### [Description of the task]
Locate each line in the records containing "with". Copy it.

begin

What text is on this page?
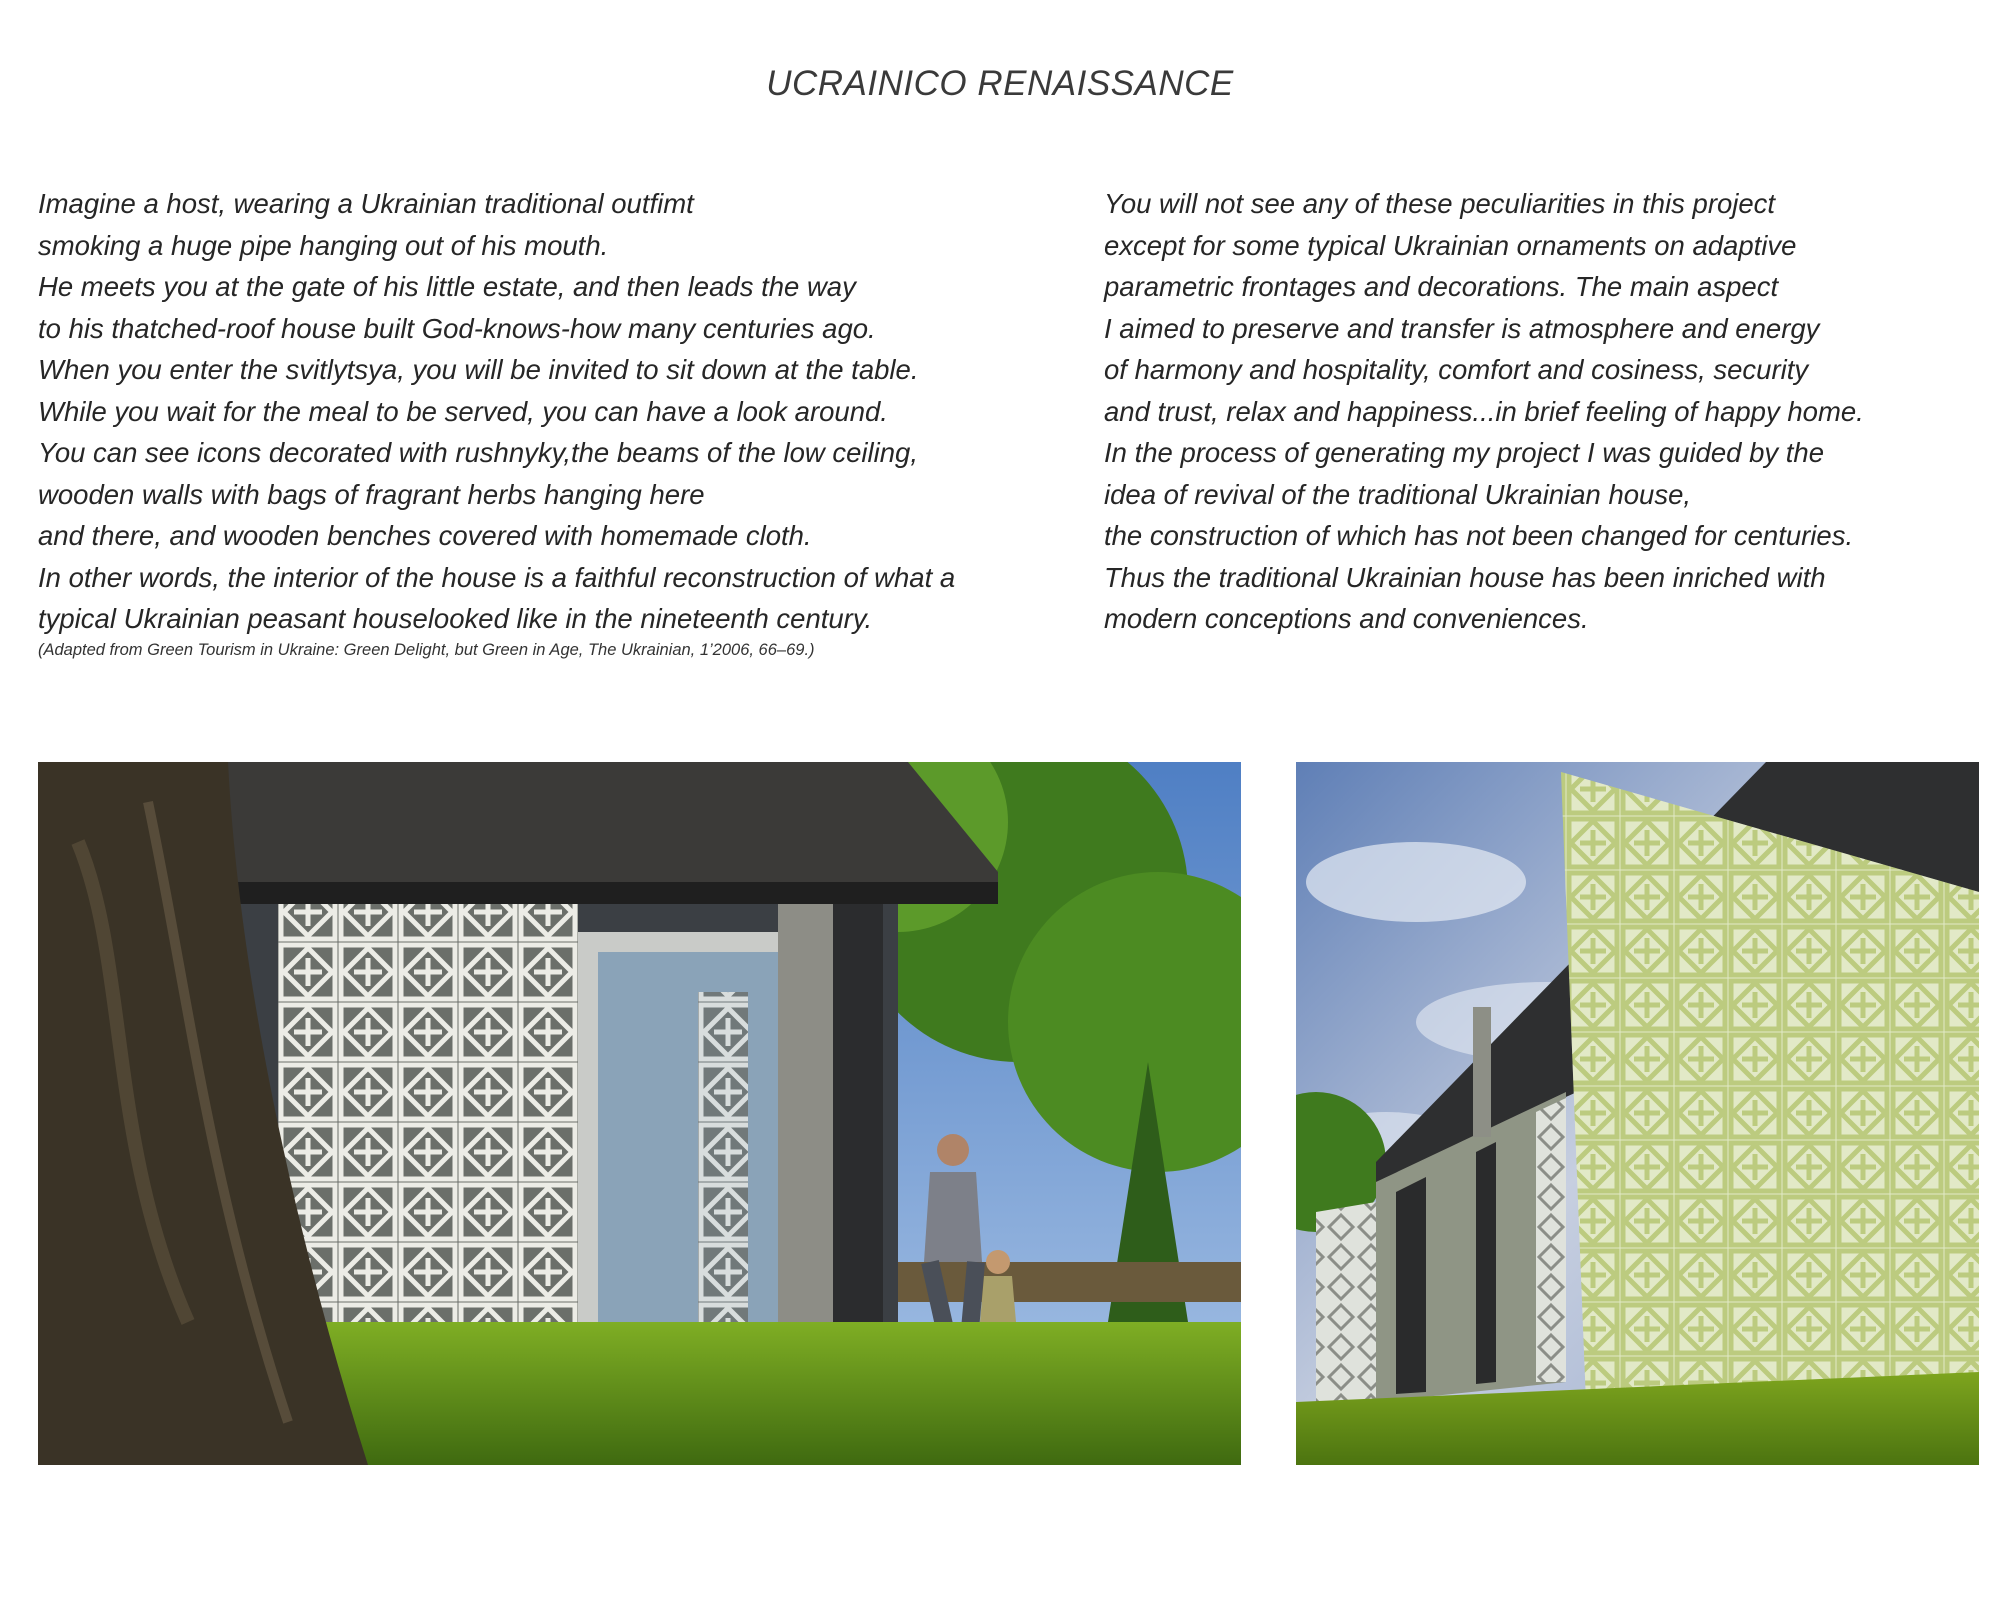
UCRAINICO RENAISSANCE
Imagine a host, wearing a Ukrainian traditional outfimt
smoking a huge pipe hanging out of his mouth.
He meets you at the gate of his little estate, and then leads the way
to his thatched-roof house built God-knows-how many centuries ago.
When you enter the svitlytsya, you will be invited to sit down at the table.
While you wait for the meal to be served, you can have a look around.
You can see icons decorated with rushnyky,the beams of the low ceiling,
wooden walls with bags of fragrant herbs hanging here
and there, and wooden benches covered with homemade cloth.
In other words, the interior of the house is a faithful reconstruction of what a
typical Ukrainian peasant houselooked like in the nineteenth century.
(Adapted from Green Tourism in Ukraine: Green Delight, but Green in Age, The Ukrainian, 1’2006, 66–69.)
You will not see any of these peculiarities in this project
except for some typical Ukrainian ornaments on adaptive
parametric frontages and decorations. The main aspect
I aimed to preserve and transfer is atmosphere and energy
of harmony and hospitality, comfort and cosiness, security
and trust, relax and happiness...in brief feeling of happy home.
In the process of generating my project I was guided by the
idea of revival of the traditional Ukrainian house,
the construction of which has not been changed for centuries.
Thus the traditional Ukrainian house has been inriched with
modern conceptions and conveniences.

end

### [Task output]
You can see icons decorated with rushnyky,the beams of the low ceiling,
wooden walls with bags of fragrant herbs hanging here
and there, and wooden benches covered with homemade cloth.
Thus the traditional Ukrainian house has been inriched with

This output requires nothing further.